Nutrients (lipids, glucose, and amino acids): Food for cells.
Wastes (urea and uric acid): End product of metabolism; excretion by kidneys
Hormones: Aid metabolism.
Formed Elements (cells and cell fragments):
Red blood cells (erythrocytes): Transport O2 and help transport CO2. 4 million to 6 million per cubic millimeter of blood.
White blood cells (leukocytes): Fight infection. 5,000 to 11,000 per cubic millimeter of blood.
Neutrophils: 40-70%
Lymphocytes: 20-45%
Monocytes: 4-8%
Eosinophils: 1-4%
Basophils: 0-1%
Platelets (thrombocytes): Aid clotting. 150,000 to 300,000 per cubic millimeter of blood.
Red Blood Cells (RBCs):
Small, biconcave disks.
Lack a nucleus and contain hemoglobin.
Hemoglobin contains:
Four globin protein chains.
Each associated with heme, an iron-containing group.
Manufactured continuously in bone marrow of the skull, ribs, vertebrae, and ends of long bones.
If the number of RBCs is insufficient or if cells don’t have enough hemoglobin, the individual has anemia.
The hormone, erythropoietin, stimulates RBC production.
Blood Types:
Blood type is determined by the presence or absence of a surface antigen.
ABO System.
Rh System.
Antibodies in the plasma can cause agglutination.
Cross-reactions occur when antigens meet antibodies.
Organ damage can result.
ABO System:
Blood Type A:
Antigen on Red Blood Cells: A
Antibody in Plasma: Anti-B
Blood Type B:
Antigen on Red Blood Cells: B
Antibody in Plasma: Anti-A
Blood Type AB:
Antigen on Red Blood Cells: A, B
Antibody in Plasma: None
Blood Type O:
Antigen on Red Blood Cells: None
Antibody in Plasma: Anti-A and anti-B
Rh System:
During pregnancy, if the mother is Rh negative and the father is Rh positive, the child may be Rh positive.
Rh-positive red blood cells may leak across the placenta, and the mother will produce anti-Rh antibodies.
Hemolytic disease of the newborn (HDN) occurs when anti-Rh antibodies cross the placenta and attack the RBCs of another Rh-positive baby in a subsequent pregnancy.
HDN can be prevented by giving an Rh-negative woman an Rh immunoglobulin injection within 72 hours of bearing an Rh-positive child.

» RAW DATA
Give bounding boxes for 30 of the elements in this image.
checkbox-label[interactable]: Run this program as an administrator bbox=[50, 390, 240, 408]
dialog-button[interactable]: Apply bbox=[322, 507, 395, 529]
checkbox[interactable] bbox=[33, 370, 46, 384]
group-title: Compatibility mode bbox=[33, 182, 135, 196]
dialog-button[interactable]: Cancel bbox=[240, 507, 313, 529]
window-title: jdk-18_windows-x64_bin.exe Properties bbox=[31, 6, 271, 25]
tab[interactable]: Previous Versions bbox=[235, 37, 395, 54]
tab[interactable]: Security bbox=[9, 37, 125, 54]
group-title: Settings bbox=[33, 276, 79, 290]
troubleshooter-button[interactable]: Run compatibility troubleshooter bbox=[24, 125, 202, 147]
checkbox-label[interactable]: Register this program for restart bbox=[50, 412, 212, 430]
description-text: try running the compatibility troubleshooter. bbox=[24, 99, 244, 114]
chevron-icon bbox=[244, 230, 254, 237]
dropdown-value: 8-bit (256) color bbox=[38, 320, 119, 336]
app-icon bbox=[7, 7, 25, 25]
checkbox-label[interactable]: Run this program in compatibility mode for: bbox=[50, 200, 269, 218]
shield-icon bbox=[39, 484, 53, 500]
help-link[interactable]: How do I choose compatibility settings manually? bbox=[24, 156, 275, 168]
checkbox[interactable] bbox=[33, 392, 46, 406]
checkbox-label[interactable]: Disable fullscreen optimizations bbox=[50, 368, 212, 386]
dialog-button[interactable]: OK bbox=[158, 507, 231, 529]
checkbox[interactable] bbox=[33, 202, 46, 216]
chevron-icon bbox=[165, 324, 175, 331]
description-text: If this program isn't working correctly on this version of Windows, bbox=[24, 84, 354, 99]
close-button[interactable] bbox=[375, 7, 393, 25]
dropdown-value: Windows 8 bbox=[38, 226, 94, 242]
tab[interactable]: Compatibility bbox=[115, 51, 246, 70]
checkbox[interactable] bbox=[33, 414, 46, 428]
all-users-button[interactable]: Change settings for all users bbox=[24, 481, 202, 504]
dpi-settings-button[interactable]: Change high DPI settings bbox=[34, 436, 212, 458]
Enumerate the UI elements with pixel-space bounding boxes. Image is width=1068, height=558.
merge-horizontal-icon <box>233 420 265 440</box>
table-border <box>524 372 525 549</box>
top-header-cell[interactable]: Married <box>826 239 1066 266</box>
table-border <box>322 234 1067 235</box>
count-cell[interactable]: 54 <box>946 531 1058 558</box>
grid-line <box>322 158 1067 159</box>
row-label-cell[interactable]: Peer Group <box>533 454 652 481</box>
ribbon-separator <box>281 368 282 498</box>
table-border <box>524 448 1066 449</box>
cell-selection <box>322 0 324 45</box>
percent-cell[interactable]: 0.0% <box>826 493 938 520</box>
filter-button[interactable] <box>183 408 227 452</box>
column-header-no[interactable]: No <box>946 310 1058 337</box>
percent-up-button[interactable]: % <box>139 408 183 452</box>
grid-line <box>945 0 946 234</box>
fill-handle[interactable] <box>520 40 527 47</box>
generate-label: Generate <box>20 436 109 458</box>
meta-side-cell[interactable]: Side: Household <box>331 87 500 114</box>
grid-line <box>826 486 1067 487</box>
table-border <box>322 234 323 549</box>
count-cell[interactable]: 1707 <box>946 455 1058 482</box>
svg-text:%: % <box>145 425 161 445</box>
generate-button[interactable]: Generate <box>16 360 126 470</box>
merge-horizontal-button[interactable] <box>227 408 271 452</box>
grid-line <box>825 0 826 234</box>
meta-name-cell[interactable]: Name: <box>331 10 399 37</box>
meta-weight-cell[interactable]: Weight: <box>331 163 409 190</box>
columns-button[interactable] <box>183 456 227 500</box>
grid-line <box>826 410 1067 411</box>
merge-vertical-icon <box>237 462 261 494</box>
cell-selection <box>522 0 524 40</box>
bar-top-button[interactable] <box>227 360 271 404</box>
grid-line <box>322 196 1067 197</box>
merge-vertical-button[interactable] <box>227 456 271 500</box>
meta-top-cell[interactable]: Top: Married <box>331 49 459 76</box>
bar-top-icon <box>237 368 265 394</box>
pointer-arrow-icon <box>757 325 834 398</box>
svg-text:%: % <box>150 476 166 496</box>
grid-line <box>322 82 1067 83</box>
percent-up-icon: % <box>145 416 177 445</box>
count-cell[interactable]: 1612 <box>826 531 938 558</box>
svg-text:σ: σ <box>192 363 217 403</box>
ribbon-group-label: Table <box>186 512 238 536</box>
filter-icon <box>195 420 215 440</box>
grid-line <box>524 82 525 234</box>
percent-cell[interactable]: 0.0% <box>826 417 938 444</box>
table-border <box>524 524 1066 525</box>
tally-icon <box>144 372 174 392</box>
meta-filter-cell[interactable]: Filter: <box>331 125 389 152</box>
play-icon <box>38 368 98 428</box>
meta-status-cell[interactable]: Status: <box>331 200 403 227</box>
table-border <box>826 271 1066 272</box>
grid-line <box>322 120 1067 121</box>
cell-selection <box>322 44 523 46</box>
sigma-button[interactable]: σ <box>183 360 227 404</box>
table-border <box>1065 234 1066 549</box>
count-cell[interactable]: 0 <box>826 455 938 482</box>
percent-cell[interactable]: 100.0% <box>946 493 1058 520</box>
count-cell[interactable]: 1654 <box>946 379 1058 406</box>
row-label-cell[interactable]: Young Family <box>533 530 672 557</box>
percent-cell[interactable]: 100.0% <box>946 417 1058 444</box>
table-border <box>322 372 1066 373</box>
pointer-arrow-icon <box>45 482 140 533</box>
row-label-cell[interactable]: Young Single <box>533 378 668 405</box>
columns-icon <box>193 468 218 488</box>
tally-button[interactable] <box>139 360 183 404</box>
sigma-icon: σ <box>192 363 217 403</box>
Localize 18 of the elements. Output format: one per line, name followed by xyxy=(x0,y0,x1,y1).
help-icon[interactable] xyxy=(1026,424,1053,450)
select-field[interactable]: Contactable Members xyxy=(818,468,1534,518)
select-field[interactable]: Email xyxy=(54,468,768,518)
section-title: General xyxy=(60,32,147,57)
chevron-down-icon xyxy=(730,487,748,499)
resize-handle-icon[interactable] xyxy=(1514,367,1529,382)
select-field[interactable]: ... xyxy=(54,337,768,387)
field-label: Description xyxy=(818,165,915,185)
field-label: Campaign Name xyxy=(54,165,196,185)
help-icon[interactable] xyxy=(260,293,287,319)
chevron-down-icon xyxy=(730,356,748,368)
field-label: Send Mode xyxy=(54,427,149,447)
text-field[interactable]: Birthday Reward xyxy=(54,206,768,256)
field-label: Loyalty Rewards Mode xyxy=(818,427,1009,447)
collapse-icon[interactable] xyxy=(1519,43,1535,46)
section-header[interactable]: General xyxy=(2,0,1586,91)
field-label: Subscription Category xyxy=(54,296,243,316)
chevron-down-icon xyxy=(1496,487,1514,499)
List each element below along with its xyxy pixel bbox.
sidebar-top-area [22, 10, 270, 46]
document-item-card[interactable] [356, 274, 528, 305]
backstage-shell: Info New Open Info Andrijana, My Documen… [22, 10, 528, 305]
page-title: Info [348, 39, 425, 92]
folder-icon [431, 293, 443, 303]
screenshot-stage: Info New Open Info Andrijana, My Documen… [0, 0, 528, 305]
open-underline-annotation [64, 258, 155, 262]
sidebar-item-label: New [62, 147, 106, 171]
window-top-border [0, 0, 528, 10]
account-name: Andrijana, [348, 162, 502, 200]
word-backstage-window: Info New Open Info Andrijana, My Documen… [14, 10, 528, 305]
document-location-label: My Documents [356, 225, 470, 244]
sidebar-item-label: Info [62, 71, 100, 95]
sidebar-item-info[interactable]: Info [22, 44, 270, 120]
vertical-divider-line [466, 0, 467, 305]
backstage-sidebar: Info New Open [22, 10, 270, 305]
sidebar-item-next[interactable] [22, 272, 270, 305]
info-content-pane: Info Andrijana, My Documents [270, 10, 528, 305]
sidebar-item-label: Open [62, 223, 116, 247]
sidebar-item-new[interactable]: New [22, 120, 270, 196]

» EXERCISE DETAILS
Please reproduce the passage in the text on blood from "If the number" up to and including "damage can result.".

» EXERCISE RESULT
If the number of RBCs is insufficient or if cells don’t have enough hemoglobin, the individual has anemia.
The hormone, erythropoietin, stimulates RBC production.
Blood Types:
Blood type is determined by the presence or absence of a surface antigen.
ABO System.
Rh System.
Antibodies in the plasma can cause agglutination.
Cross-reactions occur when antigens meet antibodies.
Organ damage can result.